In the data that follows, count every line holding the string "from" and give the count alone.

------------------------------------------------------------------------

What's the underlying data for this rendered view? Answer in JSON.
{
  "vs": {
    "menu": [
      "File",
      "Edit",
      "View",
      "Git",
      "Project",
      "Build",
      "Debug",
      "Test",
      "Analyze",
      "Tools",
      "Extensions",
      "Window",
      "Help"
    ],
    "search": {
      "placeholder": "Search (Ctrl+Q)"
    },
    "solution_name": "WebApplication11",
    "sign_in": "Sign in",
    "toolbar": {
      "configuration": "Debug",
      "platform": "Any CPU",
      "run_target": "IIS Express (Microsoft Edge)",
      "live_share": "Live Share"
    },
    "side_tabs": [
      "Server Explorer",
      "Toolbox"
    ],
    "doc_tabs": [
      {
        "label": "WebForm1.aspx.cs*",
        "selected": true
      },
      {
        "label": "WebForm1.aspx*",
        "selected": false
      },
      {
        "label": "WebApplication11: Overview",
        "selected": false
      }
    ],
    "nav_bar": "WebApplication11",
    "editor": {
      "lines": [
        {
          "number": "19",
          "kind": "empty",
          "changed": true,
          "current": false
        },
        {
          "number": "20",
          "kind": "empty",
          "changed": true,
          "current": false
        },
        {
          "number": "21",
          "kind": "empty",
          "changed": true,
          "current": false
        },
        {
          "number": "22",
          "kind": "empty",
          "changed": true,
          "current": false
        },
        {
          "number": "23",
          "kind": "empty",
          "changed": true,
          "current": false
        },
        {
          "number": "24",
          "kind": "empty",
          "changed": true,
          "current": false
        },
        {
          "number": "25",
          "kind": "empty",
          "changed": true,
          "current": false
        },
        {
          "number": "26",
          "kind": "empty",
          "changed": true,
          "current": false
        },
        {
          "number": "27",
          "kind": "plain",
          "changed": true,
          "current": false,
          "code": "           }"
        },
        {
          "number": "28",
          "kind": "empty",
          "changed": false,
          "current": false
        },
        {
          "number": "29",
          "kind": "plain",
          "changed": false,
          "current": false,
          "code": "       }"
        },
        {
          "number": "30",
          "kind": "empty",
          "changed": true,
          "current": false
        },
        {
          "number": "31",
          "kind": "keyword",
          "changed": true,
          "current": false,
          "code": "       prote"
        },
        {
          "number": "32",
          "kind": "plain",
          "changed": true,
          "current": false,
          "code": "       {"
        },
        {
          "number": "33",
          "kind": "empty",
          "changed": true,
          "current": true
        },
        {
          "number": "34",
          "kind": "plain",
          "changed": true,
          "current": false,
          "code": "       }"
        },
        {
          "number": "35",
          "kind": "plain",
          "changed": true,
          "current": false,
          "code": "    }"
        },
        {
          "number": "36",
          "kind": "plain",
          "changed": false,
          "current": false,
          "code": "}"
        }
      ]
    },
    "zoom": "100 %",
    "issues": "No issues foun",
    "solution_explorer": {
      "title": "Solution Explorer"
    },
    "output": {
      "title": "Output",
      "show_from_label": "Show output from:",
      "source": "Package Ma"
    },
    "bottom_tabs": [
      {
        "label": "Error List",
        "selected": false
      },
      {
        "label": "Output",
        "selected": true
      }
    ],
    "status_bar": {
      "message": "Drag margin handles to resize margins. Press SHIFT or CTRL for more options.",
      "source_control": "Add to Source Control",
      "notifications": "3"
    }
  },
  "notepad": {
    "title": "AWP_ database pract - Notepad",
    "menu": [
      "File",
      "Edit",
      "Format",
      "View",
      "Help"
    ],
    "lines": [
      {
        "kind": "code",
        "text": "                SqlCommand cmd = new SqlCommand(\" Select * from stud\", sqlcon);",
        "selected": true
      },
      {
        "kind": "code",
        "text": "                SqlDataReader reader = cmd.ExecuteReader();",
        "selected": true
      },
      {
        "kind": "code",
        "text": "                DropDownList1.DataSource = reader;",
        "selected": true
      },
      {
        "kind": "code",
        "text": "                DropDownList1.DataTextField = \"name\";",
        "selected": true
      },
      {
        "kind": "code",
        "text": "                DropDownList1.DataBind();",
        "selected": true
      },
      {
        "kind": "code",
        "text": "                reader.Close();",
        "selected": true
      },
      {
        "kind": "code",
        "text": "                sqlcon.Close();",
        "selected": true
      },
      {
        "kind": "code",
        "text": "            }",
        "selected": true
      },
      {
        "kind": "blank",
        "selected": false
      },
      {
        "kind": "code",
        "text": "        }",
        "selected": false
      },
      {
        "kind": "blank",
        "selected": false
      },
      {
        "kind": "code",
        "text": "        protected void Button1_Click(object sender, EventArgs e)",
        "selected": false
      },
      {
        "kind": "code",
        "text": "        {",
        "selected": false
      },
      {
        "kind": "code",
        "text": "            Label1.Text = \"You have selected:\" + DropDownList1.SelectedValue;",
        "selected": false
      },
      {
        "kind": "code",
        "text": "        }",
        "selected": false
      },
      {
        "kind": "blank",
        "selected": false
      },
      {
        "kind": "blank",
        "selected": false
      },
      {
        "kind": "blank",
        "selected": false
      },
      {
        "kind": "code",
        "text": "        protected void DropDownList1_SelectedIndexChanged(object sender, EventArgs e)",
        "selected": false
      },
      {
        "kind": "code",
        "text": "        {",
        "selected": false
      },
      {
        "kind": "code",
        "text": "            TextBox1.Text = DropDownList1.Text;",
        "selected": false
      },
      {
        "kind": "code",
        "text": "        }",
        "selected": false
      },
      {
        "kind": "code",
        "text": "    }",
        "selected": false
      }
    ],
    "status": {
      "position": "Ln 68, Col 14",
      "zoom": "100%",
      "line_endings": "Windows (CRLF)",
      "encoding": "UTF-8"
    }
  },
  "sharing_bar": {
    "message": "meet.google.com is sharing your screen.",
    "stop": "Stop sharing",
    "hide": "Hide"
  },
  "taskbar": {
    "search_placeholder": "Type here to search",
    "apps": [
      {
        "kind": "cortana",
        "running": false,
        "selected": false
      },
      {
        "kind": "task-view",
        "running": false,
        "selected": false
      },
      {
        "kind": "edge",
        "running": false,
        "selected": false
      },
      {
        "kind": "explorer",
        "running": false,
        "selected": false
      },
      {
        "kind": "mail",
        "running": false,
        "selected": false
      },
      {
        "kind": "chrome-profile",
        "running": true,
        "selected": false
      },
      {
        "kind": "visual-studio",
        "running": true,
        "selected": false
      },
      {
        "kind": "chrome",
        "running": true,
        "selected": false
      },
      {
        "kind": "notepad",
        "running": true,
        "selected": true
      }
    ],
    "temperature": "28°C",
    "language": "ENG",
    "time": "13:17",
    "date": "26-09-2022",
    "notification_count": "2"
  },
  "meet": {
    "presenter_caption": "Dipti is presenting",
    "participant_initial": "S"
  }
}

------------------------------------------------------------------------

= Answer to this exercise =
2